Records ::
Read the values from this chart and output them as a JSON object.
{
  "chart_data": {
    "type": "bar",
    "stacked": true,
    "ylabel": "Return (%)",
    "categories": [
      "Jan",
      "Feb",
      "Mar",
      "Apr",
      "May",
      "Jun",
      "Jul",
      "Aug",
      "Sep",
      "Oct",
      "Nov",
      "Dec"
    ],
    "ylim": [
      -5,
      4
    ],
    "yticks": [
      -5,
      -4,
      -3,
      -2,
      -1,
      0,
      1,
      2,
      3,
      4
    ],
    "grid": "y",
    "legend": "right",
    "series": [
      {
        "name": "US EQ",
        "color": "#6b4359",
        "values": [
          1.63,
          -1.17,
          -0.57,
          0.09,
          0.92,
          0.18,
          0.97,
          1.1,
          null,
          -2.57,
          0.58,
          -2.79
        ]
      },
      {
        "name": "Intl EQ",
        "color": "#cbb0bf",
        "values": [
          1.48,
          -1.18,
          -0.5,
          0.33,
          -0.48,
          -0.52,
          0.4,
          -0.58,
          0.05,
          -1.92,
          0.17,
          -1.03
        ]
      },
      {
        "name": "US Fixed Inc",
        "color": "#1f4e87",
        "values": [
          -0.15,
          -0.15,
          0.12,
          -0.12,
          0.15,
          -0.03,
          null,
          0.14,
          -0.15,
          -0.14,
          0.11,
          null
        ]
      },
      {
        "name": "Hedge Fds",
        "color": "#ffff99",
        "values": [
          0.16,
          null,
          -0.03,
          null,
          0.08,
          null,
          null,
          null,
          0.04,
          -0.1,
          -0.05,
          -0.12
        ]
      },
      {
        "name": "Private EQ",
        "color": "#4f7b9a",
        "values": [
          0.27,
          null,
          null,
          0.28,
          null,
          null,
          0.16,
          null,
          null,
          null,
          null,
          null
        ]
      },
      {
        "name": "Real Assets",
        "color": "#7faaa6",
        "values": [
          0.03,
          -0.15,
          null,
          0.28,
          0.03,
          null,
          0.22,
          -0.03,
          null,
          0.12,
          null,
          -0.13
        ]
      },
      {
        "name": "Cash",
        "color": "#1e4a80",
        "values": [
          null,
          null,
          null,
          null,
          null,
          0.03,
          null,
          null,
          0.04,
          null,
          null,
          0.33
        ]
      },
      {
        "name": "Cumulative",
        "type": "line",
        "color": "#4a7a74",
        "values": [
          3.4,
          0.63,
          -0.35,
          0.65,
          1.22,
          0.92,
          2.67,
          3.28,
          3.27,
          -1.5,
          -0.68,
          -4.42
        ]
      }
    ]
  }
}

Given task :: Go through the data and return every record exactly.

Task output ::
Read the values from this chart and output them as a JSON object.
{
  "chart_data": {
    "type": "bar",
    "stacked": true,
    "ylabel": "Return (%)",
    "categories": [
      "Jan",
      "Feb",
      "Mar",
      "Apr",
      "May",
      "Jun",
      "Jul",
      "Aug",
      "Sep",
      "Oct",
      "Nov",
      "Dec"
    ],
    "ylim": [
      -5,
      4
    ],
    "yticks": [
      -5,
      -4,
      -3,
      -2,
      -1,
      0,
      1,
      2,
      3,
      4
    ],
    "grid": "y",
    "legend": "right",
    "series": [
      {
        "name": "US EQ",
        "color": "#6b4359",
        "values": [
          1.63,
          -1.17,
          -0.57,
          0.09,
          0.92,
          0.18,
          0.97,
          1.1,
          null,
          -2.57,
          0.58,
          -2.79
        ]
      },
      {
        "name": "Intl EQ",
        "color": "#cbb0bf",
        "values": [
          1.48,
          -1.18,
          -0.5,
          0.33,
          -0.48,
          -0.52,
          0.4,
          -0.58,
          0.05,
          -1.92,
          0.17,
          -1.03
        ]
      },
      {
        "name": "US Fixed Inc",
        "color": "#1f4e87",
        "values": [
          -0.15,
          -0.15,
          0.12,
          -0.12,
          0.15,
          -0.03,
          null,
          0.14,
          -0.15,
          -0.14,
          0.11,
          null
        ]
      },
      {
        "name": "Hedge Fds",
        "color": "#ffff99",
        "values": [
          0.16,
          null,
          -0.03,
          null,
          0.08,
          null,
          null,
          null,
          0.04,
          -0.1,
          -0.05,
          -0.12
        ]
      },
      {
        "name": "Private EQ",
        "color": "#4f7b9a",
        "values": [
          0.27,
          null,
          null,
          0.28,
          null,
          null,
          0.16,
          null,
          null,
          null,
          null,
          null
        ]
      },
      {
        "name": "Real Assets",
        "color": "#7faaa6",
        "values": [
          0.03,
          -0.15,
          null,
          0.28,
          0.03,
          null,
          0.22,
          -0.03,
          null,
          0.12,
          null,
          -0.13
        ]
      },
      {
        "name": "Cash",
        "color": "#1e4a80",
        "values": [
          null,
          null,
          null,
          null,
          null,
          0.03,
          null,
          null,
          0.04,
          null,
          null,
          0.33
        ]
      },
      {
        "name": "Cumulative",
        "type": "line",
        "color": "#4a7a74",
        "values": [
          3.4,
          0.63,
          -0.35,
          0.65,
          1.22,
          0.92,
          2.67,
          3.28,
          3.27,
          -1.5,
          -0.68,
          -4.42
        ]
      }
    ]
  }
}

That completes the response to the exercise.